** start Record set **

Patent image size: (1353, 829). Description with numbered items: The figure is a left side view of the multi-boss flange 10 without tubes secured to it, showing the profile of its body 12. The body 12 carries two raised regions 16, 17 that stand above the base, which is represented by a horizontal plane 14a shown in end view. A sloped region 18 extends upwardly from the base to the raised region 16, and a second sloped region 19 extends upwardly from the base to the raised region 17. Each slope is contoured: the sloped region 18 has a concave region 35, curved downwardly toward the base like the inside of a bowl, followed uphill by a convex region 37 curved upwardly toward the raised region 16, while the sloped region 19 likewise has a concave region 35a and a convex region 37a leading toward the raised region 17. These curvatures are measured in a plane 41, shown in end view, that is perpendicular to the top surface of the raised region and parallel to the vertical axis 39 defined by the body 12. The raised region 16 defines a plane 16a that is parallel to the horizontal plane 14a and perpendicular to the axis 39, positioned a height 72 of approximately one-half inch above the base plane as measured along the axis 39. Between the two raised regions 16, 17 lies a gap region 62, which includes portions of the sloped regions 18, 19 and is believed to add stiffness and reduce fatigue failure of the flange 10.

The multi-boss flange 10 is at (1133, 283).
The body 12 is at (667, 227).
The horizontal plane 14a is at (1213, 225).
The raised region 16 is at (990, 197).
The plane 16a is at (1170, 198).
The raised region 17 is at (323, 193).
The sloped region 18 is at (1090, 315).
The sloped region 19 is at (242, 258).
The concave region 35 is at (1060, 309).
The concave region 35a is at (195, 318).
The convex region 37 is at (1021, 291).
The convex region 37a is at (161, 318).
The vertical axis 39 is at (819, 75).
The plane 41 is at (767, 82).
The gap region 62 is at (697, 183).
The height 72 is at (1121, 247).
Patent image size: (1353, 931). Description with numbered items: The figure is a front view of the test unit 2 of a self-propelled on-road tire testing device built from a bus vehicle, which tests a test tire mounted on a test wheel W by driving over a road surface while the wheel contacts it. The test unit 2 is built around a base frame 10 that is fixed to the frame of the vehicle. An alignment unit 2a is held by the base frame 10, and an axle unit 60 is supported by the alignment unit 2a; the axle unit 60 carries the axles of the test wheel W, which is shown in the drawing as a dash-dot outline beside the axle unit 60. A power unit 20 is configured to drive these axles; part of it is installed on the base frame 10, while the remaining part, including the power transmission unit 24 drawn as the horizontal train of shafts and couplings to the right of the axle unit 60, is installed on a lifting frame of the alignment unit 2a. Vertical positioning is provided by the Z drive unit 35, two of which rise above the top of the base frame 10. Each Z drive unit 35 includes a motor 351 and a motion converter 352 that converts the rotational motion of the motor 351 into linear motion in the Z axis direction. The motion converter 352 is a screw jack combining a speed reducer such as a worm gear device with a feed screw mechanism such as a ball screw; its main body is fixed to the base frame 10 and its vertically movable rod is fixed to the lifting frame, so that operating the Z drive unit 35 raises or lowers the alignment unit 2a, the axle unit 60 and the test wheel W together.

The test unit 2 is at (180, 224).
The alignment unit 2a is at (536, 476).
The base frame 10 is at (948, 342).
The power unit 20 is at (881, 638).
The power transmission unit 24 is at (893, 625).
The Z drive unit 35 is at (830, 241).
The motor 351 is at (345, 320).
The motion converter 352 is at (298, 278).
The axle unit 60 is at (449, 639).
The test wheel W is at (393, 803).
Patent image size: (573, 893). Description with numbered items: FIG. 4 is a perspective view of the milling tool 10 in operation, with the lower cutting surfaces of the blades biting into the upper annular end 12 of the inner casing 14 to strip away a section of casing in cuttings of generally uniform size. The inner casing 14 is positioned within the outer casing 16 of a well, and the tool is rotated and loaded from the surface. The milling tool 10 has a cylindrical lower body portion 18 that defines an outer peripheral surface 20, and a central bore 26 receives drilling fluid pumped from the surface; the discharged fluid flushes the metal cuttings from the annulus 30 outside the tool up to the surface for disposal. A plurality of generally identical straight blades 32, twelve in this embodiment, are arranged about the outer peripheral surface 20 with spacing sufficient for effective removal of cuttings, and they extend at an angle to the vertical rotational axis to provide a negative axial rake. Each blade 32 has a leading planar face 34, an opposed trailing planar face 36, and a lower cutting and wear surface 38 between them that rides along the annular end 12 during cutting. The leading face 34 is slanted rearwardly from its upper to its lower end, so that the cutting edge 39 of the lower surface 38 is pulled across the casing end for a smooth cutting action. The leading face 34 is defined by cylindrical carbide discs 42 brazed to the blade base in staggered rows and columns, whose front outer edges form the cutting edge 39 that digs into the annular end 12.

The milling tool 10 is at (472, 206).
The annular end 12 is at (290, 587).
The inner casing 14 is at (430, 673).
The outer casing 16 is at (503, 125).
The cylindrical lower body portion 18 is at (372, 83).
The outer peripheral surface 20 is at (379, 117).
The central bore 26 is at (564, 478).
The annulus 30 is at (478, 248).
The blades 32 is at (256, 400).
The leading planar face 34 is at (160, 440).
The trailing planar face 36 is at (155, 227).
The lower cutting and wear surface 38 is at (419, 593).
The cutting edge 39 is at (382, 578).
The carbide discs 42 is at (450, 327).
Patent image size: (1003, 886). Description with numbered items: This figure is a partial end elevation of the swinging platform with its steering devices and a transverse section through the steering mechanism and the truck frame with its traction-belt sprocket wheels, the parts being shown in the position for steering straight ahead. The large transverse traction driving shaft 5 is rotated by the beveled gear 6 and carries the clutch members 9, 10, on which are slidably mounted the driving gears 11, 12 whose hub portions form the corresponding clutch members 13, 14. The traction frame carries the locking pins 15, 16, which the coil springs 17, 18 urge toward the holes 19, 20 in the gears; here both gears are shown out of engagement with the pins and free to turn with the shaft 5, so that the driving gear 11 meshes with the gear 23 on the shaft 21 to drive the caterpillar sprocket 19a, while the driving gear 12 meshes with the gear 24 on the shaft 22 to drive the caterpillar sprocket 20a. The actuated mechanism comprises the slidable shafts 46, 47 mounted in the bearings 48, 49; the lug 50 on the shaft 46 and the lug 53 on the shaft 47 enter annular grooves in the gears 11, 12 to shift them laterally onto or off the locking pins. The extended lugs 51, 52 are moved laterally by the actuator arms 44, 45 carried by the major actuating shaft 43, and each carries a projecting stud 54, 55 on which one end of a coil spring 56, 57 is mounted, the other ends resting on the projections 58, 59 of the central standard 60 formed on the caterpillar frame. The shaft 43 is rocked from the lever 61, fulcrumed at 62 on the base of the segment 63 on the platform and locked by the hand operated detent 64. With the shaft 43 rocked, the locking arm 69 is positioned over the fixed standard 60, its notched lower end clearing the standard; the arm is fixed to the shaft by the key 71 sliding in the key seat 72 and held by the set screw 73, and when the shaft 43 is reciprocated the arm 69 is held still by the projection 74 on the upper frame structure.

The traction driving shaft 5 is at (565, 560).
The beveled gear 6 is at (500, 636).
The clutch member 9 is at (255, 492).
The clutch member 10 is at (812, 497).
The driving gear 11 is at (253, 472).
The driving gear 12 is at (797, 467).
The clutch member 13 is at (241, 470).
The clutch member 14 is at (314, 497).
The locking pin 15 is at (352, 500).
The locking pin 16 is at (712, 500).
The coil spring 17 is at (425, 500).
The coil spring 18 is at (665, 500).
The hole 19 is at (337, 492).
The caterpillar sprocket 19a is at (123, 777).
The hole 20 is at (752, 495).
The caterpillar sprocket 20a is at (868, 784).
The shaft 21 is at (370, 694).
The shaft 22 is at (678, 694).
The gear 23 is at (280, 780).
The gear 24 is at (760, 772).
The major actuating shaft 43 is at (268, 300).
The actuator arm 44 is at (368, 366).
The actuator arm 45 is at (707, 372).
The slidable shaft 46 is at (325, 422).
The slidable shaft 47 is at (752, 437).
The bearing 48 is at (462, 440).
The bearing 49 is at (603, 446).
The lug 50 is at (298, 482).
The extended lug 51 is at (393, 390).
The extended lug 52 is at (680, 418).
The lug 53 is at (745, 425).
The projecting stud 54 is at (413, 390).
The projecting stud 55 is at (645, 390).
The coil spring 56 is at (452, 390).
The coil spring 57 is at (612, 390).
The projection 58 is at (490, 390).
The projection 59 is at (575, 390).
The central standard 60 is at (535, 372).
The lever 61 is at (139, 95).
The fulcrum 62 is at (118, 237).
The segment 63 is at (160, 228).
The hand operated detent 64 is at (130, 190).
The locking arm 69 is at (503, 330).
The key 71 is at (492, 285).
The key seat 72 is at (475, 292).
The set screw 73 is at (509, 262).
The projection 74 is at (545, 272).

** end Record set **

**Written problem:**
Copy out the lines word for word, starting at the line containing "Patent image size: (1353, 931)." and ending at the line containing "The test wheel W is at (393, 803).".

**The result:**
Patent image size: (1353, 931). Description with numbered items: The figure is a front view of the test unit 2 of a self-propelled on-road tire testing device built from a bus vehicle, which tests a test tire mounted on a test wheel W by driving over a road surface while the wheel contacts it. The test unit 2 is built around a base frame 10 that is fixed to the frame of the vehicle. An alignment unit 2a is held by the base frame 10, and an axle unit 60 is supported by the alignment unit 2a; the axle unit 60 carries the axles of the test wheel W, which is shown in the drawing as a dash-dot outline beside the axle unit 60. A power unit 20 is configured to drive these axles; part of it is installed on the base frame 10, while the remaining part, including the power transmission unit 24 drawn as the horizontal train of shafts and couplings to the right of the axle unit 60, is installed on a lifting frame of the alignment unit 2a. Vertical positioning is provided by the Z drive unit 35, two of which rise above the top of the base frame 10. Each Z drive unit 35 includes a motor 351 and a motion converter 352 that converts the rotational motion of the motor 351 into linear motion in the Z axis direction. The motion converter 352 is a screw jack combining a speed reducer such as a worm gear device with a feed screw mechanism such as a ball screw; its main body is fixed to the base frame 10 and its vertically movable rod is fixed to the lifting frame, so that operating the Z drive unit 35 raises or lowers the alignment unit 2a, the axle unit 60 and the test wheel W together.

The test unit 2 is at (180, 224).
The alignment unit 2a is at (536, 476).
The base frame 10 is at (948, 342).
The power unit 20 is at (881, 638).
The power transmission unit 24 is at (893, 625).
The Z drive unit 35 is at (830, 241).
The motor 351 is at (345, 320).
The motion converter 352 is at (298, 278).
The axle unit 60 is at (449, 639).
The test wheel W is at (393, 803).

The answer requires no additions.